Every entry must be copied word for word.

┌──

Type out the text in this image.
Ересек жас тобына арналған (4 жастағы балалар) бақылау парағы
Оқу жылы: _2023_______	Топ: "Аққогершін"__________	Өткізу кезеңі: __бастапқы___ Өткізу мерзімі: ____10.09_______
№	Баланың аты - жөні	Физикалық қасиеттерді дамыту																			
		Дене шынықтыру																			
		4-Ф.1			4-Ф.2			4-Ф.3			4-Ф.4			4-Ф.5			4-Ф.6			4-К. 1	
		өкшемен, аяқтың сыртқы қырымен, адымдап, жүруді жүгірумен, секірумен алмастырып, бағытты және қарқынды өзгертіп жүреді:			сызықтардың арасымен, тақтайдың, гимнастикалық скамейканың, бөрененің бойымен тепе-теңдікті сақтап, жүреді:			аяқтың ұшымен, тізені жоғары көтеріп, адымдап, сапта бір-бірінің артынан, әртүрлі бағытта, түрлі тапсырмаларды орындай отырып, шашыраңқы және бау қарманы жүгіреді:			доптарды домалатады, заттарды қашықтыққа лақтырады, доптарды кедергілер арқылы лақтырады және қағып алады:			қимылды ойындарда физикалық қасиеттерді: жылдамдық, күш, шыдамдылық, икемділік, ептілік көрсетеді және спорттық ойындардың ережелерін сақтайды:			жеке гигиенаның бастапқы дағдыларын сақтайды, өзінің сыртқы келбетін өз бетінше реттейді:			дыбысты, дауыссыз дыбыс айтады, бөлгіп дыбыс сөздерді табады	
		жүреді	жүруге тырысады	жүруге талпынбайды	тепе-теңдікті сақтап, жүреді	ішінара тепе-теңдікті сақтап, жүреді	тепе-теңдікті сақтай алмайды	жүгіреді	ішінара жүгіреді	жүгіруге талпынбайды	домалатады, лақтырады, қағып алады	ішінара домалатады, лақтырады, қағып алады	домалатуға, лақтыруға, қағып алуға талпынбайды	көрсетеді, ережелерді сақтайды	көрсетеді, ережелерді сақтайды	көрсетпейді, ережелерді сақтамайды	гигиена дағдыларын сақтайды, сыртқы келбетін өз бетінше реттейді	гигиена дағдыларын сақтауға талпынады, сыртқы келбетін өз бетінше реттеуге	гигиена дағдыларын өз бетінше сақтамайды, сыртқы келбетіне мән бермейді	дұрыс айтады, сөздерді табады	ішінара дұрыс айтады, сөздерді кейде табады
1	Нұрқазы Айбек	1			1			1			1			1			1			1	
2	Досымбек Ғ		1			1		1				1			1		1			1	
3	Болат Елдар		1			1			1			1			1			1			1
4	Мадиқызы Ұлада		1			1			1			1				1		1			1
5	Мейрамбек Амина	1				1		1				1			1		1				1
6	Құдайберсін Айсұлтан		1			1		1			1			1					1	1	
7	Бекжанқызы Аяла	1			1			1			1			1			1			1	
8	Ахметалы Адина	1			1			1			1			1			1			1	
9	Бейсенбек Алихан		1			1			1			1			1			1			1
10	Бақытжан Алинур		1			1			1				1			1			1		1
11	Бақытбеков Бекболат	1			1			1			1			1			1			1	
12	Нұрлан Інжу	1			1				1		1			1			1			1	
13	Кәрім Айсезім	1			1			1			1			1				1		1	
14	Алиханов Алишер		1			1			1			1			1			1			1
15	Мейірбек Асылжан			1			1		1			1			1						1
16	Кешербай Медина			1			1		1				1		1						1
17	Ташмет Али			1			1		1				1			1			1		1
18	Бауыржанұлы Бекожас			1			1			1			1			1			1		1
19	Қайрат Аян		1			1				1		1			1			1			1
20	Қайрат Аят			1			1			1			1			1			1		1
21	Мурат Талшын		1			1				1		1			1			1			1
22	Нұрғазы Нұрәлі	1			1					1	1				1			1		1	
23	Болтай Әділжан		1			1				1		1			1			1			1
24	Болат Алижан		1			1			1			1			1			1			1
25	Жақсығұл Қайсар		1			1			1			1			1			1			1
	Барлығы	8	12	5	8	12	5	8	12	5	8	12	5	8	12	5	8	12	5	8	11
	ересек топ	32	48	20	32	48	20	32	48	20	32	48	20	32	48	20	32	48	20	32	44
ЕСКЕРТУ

└──

§ In response
Type out the text in this image.
Ересек жас тобына арналған (4 жастағы балалар) бақылау парағы
Оқу жылы: _2023_______	Топ: "Аққогершін"__________	Өткізу кезеңі: __бастапқы___ Өткізу мерзімі: ____10.09_______
№	Баланың аты - жөні	Физикалық қасиеттерді дамыту																			
		Дене шынықтыру																			
		4-Ф.1			4-Ф.2			4-Ф.3			4-Ф.4			4-Ф.5			4-Ф.6			4-К. 1	
		өкшемен, аяқтың сыртқы қырымен, адымдап, жүруді жүгірумен, секірумен алмастырып, бағытты және қарқынды өзгертіп жүреді:			сызықтардың арасымен, тақтайдың, гимнастикалық скамейканың, бөрененің бойымен тепе-теңдікті сақтап, жүреді:			аяқтың ұшымен, тізені жоғары көтеріп, адымдап, сапта бір-бірінің артынан, әртүрлі бағытта, түрлі тапсырмаларды орындай отырып, шашыраңқы және бау қарманы жүгіреді:			доптарды домалатады, заттарды қашықтыққа лақтырады, доптарды кедергілер арқылы лақтырады және қағып алады:			қимылды ойындарда физикалық қасиеттерді: жылдамдық, күш, шыдамдылық, икемділік, ептілік көрсетеді және спорттық ойындардың ережелерін сақтайды:			жеке гигиенаның бастапқы дағдыларын сақтайды, өзінің сыртқы келбетін өз бетінше реттейді:			дыбысты, дауыссыз дыбыс айтады, бөлгіп дыбыс сөздерді табады	
		жүреді	жүруге тырысады	жүруге талпынбайды	тепе-теңдікті сақтап, жүреді	ішінара тепе-теңдікті сақтап, жүреді	тепе-теңдікті сақтай алмайды	жүгіреді	ішінара жүгіреді	жүгіруге талпынбайды	домалатады, лақтырады, қағып алады	ішінара домалатады, лақтырады, қағып алады	домалатуға, лақтыруға, қағып алуға талпынбайды	көрсетеді, ережелерді сақтайды	көрсетеді, ережелерді сақтайды	көрсетпейді, ережелерді сақтамайды	гигиена дағдыларын сақтайды, сыртқы келбетін өз бетінше реттейді	гигиена дағдыларын сақтауға талпынады, сыртқы келбетін өз бетінше реттеуге	гигиена дағдыларын өз бетінше сақтамайды, сыртқы келбетіне мән бермейді	дұрыс айтады, сөздерді табады	ішінара дұрыс айтады, сөздерді кейде табады
1	Нұрқазы Айбек	1			1			1			1			1			1			1	
2	Досымбек Ғ		1			1		1				1			1		1			1	
3	Болат Елдар		1			1			1			1			1			1			1
4	Мадиқызы Ұлада		1			1			1			1				1		1			1
5	Мейрамбек Амина	1				1		1				1			1		1				1
6	Құдайберсін Айсұлтан		1			1		1			1			1					1	1	
7	Бекжанқызы Аяла	1			1			1			1			1			1			1	
8	Ахметалы Адина	1			1			1			1			1			1			1	
9	Бейсенбек Алихан		1			1			1			1			1			1			1
10	Бақытжан Алинур		1			1			1				1			1			1		1
11	Бақытбеков Бекболат	1			1			1			1			1			1			1	
12	Нұрлан Інжу	1			1				1		1			1			1			1	
13	Кәрім Айсезім	1			1			1			1			1				1		1	
14	Алиханов Алишер		1			1			1			1			1			1			1
15	Мейірбек Асылжан			1			1		1			1			1						1
16	Кешербай Медина			1			1		1				1		1						1
17	Ташмет Али			1			1		1				1			1			1		1
18	Бауыржанұлы Бекожас			1			1			1			1			1			1		1
19	Қайрат Аян		1			1				1		1			1			1			1
20	Қайрат Аят			1			1			1			1			1			1		1
21	Мурат Талшын		1			1				1		1			1			1			1
22	Нұрғазы Нұрәлі	1			1					1	1				1			1		1	
23	Болтай Әділжан		1			1				1		1			1			1			1
24	Болат Алижан		1			1			1			1			1			1			1
25	Жақсығұл Қайсар		1			1			1			1			1			1			1
	Барлығы	8	12	5	8	12	5	8	12	5	8	12	5	8	12	5	8	12	5	8	11
	ересек топ	32	48	20	32	48	20	32	48	20	32	48	20	32	48	20	32	48	20	32	44
ЕСКЕРТУ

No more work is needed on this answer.